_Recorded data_
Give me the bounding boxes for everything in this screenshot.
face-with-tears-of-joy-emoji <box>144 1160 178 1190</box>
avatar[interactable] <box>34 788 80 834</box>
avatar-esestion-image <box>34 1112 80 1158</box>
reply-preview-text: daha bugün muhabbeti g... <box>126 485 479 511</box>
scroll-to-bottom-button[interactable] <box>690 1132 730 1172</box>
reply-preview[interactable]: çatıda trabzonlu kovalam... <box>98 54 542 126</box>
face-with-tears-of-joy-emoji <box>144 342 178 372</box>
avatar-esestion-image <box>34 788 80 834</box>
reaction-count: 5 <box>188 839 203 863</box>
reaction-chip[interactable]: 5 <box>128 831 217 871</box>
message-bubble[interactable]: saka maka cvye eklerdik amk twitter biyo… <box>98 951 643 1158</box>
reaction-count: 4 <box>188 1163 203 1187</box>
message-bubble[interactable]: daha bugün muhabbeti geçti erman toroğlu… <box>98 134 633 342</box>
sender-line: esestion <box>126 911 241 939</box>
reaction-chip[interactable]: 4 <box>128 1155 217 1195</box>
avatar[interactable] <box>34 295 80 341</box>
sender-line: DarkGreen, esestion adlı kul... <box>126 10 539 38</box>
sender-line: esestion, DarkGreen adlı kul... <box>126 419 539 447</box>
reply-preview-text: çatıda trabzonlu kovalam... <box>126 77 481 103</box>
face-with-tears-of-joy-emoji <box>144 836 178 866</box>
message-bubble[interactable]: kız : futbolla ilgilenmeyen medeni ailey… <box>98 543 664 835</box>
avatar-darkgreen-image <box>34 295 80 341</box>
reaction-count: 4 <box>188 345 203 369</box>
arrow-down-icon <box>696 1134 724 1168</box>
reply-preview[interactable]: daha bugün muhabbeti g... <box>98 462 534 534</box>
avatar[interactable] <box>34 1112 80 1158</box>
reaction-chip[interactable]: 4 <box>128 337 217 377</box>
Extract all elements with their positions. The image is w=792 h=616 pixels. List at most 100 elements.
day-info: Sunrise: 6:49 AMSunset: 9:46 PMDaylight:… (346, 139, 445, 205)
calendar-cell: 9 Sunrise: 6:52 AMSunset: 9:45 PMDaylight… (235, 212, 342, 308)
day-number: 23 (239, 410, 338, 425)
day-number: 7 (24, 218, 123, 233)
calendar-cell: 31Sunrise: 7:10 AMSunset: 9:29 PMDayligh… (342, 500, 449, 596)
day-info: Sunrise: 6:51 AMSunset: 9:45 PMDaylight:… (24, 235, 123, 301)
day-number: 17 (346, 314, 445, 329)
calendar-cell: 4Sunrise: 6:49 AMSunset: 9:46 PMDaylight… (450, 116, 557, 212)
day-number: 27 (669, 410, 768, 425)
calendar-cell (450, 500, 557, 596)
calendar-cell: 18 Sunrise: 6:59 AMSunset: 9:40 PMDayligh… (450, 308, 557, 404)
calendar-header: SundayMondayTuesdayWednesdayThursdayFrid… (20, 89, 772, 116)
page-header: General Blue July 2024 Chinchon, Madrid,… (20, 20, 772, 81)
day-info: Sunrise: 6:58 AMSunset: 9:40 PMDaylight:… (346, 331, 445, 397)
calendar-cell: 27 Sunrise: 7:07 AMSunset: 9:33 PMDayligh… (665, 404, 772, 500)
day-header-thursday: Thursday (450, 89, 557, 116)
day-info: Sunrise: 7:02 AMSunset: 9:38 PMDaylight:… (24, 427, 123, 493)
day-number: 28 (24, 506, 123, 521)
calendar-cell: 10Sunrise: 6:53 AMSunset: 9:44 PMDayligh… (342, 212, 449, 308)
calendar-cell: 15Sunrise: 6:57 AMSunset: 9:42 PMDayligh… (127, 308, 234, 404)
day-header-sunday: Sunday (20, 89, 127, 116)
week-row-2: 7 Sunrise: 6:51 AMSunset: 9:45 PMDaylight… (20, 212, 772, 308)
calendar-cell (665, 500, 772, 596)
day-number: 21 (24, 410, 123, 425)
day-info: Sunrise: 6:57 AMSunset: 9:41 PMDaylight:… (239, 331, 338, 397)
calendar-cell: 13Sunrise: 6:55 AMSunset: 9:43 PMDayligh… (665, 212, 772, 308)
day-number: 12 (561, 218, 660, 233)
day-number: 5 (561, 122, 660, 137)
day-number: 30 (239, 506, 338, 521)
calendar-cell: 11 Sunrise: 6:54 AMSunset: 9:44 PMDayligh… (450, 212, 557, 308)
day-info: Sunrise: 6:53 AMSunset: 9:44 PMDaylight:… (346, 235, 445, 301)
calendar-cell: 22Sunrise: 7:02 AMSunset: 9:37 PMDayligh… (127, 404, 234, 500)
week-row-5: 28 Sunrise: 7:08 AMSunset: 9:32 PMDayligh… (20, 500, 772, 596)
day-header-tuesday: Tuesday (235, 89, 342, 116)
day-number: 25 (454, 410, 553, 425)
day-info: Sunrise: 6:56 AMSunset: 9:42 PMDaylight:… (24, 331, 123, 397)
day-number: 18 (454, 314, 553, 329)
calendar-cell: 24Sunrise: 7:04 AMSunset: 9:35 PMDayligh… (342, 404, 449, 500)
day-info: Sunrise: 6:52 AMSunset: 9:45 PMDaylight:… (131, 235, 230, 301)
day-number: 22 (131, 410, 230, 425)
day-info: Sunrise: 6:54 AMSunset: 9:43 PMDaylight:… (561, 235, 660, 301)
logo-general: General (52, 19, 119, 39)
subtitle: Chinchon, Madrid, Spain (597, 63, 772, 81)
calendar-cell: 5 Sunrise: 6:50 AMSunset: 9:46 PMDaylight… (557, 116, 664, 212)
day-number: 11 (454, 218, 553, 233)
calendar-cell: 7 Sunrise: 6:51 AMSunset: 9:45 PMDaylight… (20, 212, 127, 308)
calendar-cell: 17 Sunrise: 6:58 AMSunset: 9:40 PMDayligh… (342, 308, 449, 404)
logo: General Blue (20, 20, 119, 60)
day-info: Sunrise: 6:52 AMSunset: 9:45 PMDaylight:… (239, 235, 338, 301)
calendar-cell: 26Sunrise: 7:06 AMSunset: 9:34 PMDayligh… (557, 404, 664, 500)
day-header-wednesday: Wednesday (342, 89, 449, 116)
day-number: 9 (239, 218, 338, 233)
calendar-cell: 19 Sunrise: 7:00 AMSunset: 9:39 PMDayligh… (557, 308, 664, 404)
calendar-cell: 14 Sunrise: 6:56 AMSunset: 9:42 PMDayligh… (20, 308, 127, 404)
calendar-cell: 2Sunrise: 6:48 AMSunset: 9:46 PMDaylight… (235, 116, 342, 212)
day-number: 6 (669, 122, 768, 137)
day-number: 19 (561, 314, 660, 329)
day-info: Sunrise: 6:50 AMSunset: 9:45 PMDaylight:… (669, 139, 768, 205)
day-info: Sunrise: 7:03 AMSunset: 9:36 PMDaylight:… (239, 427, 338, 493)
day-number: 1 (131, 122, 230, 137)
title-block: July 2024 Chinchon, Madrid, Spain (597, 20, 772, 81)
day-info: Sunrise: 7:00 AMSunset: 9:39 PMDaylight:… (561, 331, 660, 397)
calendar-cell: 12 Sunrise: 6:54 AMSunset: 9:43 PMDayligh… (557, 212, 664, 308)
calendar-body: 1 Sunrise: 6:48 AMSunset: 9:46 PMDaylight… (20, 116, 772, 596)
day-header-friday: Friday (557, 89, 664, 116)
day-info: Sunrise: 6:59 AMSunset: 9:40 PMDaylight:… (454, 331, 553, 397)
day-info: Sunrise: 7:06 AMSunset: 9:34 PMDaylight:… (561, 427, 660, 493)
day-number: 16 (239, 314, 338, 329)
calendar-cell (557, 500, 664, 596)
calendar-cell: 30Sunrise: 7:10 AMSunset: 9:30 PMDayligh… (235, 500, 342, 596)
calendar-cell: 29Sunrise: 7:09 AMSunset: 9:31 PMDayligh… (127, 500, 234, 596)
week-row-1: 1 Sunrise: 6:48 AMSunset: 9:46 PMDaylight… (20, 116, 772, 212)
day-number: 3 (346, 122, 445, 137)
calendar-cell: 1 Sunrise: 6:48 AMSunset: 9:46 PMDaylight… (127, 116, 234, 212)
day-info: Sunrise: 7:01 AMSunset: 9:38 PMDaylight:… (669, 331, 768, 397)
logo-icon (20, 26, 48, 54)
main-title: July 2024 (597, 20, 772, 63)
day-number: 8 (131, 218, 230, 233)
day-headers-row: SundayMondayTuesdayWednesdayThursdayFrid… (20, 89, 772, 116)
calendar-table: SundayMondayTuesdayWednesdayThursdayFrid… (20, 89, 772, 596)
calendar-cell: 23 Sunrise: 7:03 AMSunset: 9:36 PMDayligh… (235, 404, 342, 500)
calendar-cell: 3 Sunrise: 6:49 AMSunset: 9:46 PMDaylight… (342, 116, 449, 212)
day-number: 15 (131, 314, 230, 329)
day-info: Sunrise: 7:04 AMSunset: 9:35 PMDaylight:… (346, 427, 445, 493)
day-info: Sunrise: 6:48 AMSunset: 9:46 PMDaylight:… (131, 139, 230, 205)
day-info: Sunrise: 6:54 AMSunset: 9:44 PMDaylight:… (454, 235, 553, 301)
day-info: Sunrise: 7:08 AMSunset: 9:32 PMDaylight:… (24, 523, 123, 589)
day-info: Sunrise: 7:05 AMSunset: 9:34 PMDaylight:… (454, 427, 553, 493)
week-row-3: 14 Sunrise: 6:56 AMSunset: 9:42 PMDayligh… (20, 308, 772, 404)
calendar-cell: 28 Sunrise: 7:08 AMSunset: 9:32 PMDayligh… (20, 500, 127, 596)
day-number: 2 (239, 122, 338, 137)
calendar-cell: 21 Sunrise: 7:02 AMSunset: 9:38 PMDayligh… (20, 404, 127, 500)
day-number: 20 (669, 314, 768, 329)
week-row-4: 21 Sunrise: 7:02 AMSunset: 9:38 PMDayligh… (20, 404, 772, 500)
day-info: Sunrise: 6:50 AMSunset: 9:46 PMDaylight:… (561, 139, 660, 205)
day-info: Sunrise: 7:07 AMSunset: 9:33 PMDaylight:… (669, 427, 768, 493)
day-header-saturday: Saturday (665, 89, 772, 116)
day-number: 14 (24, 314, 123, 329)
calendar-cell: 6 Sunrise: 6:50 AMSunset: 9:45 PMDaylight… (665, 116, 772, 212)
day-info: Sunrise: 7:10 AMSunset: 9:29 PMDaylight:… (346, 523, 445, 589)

_WHAT NEEDS TO BE DONE_
Lay out everything from the start of the records down to and including the line with "face-with-tears-of-joy-emoji <box>144 342" as a numbered list, skipping any blank lines.

_FULL RESPONSE_
1. Give me the bounding boxes for everything in this screenshot.
2. face-with-tears-of-joy-emoji <box>144 1160 178 1190</box>
3. avatar[interactable] <box>34 788 80 834</box>
4. avatar-esestion-image <box>34 1112 80 1158</box>
5. reply-preview-text: daha bugün muhabbeti g... <box>126 485 479 511</box>
6. scroll-to-bottom-button[interactable] <box>690 1132 730 1172</box>
7. reply-preview[interactable]: çatıda trabzonlu kovalam... <box>98 54 542 126</box>
8. face-with-tears-of-joy-emoji <box>144 342 178 372</box>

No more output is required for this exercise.